■ SET PROBLEM:
Take every line from the listing below that includes "class" and copy it.

==========

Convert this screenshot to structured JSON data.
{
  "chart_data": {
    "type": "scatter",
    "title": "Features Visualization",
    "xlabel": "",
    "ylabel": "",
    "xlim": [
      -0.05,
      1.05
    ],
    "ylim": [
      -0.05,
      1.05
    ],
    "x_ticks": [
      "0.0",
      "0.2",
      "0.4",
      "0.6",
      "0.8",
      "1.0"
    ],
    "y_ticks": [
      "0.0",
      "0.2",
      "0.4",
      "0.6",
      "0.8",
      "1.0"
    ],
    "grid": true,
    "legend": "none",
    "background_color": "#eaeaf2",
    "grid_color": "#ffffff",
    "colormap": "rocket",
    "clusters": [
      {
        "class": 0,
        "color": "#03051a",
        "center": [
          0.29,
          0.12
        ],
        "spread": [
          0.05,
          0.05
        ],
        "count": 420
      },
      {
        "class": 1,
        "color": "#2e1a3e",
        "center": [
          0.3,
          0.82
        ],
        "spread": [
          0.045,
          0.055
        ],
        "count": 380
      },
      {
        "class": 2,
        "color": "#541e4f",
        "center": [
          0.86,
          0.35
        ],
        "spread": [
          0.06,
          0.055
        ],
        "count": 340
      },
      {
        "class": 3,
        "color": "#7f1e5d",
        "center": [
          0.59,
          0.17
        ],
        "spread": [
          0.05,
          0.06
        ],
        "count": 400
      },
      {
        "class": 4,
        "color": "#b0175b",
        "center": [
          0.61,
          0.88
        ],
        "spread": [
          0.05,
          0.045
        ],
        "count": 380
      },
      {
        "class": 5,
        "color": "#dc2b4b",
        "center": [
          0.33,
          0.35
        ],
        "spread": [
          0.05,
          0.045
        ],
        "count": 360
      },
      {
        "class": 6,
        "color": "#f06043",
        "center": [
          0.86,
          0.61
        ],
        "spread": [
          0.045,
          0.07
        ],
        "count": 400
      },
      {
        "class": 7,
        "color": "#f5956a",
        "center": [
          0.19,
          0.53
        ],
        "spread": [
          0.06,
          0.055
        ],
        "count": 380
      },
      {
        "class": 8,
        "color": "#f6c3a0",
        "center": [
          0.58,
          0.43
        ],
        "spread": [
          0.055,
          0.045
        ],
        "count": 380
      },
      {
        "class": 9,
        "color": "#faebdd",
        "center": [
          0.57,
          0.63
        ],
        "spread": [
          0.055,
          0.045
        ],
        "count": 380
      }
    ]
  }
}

==========

■ RESPONSE TO THIS TASK:
        "class": 0,
        "class": 1,
        "class": 2,
        "class": 3,
        "class": 4,
        "class": 5,
        "class": 6,
        "class": 7,
        "class": 8,
        "class": 9,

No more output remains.